[BEGIN RECORD SET]

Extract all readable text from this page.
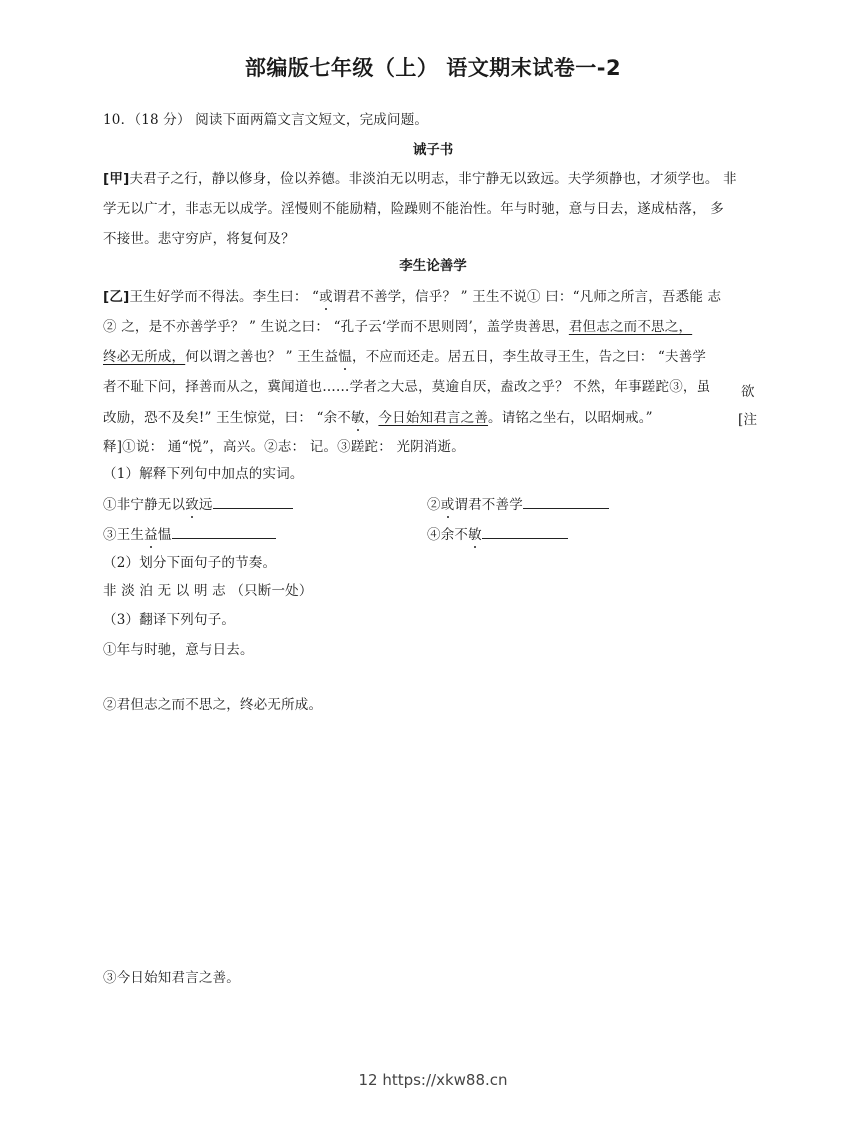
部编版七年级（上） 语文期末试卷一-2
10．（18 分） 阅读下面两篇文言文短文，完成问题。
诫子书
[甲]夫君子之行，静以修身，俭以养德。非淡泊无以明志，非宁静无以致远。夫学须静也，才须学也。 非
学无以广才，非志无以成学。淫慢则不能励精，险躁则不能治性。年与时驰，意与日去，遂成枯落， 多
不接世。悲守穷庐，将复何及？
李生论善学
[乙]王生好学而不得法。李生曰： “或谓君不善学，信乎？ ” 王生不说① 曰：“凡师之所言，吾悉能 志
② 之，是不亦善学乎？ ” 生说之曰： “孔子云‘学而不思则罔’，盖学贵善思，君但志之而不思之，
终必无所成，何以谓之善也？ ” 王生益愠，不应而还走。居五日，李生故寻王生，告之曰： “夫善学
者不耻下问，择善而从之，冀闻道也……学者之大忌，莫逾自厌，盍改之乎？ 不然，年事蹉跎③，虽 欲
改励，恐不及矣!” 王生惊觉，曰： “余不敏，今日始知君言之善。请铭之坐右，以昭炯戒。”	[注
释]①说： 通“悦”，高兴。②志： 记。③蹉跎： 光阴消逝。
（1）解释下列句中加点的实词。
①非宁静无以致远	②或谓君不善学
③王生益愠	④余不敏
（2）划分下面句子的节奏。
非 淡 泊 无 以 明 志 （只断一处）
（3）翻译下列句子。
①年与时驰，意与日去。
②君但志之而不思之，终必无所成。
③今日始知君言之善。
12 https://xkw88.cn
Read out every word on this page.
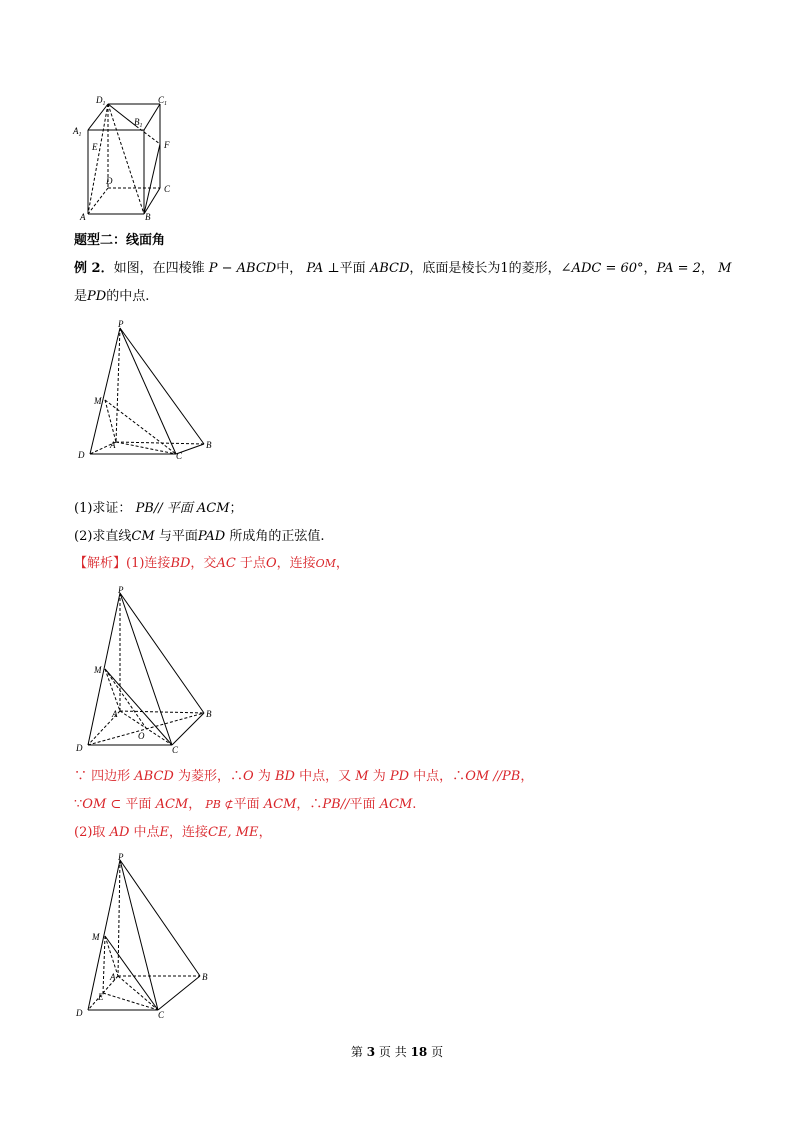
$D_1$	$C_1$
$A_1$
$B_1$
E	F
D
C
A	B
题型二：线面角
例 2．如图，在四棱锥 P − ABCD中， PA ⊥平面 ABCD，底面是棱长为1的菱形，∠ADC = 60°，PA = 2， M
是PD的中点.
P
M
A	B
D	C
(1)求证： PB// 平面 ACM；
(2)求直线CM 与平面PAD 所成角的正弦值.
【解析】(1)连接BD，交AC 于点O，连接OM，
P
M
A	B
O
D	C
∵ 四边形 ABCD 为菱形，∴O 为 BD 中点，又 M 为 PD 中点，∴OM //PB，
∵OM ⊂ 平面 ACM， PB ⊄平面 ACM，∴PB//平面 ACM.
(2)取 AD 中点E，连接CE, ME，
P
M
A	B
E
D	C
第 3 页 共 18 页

[END RECORD SET]

__DIRECTIONS__: Tally the lines of the records holding the word "page", then state only the tally.

__WORKED SOLUTION__: 2